• **WORK TO BE COMPLETED**: Write out all lines holding the word "Systems".

• **DATASET ROWS**:
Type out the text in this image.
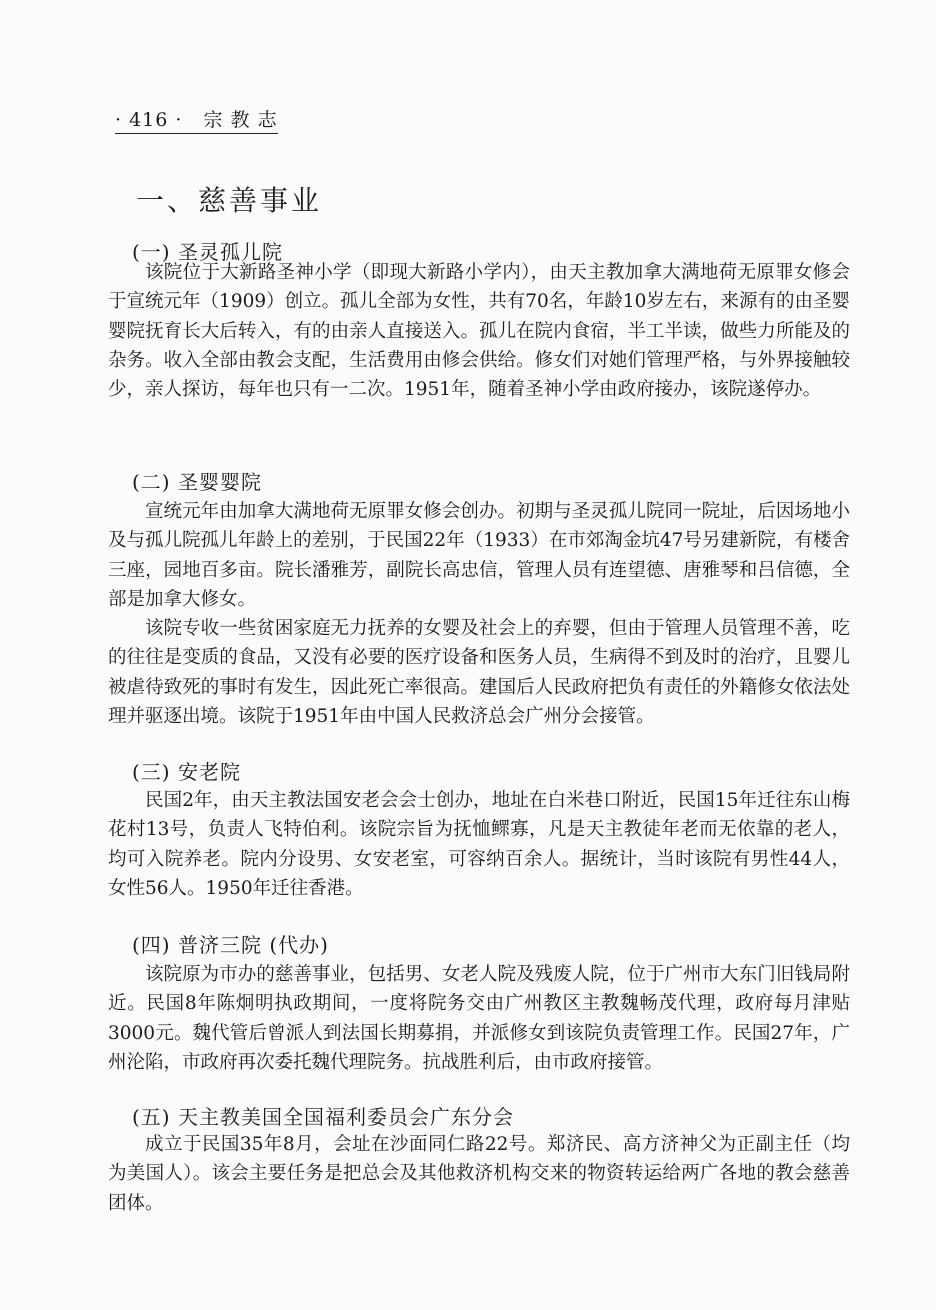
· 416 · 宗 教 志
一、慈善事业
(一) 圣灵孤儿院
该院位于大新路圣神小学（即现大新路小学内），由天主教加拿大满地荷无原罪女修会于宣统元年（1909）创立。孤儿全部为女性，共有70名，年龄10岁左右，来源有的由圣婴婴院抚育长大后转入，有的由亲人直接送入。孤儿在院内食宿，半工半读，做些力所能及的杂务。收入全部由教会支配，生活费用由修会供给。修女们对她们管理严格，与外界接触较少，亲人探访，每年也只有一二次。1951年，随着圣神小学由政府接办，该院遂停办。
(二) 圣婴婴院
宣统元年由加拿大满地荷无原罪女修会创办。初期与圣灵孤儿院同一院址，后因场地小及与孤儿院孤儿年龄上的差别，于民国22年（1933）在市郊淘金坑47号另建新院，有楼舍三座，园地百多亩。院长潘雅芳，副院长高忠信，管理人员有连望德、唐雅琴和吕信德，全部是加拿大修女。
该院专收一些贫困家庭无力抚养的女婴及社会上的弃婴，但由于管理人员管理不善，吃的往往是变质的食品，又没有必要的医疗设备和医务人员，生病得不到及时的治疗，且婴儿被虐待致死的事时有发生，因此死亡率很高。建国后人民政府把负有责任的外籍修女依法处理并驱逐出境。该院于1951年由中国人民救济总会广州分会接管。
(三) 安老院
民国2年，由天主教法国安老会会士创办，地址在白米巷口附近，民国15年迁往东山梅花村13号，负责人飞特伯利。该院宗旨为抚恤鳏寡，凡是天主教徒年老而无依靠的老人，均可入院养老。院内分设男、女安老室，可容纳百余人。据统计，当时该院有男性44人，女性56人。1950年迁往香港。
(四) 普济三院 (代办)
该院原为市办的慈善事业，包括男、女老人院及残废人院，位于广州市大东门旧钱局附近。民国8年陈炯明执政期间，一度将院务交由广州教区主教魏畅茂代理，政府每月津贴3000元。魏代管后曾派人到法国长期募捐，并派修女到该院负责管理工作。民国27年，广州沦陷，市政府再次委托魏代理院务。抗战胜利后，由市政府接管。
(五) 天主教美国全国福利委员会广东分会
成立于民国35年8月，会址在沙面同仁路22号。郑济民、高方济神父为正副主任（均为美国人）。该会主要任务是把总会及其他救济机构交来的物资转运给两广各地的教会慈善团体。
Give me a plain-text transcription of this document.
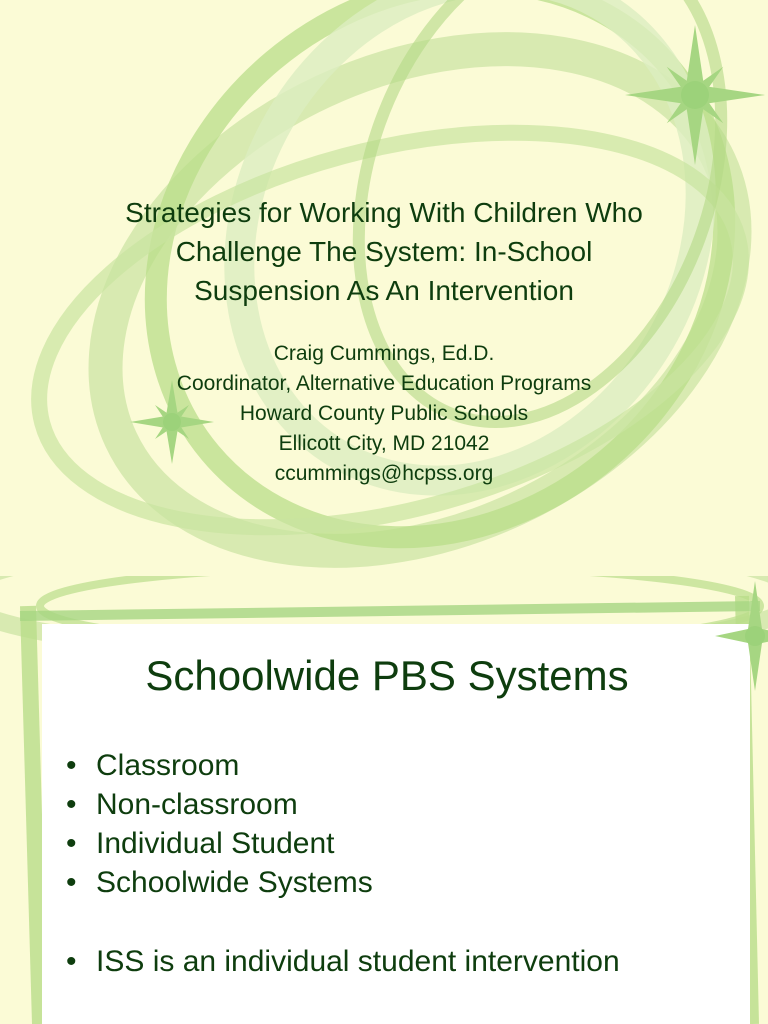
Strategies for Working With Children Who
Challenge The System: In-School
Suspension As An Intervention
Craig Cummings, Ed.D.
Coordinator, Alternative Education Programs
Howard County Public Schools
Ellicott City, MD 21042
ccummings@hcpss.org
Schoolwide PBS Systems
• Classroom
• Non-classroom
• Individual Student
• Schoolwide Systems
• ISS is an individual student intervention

• **FINAL RESULT**:
Schoolwide PBS Systems
• Schoolwide Systems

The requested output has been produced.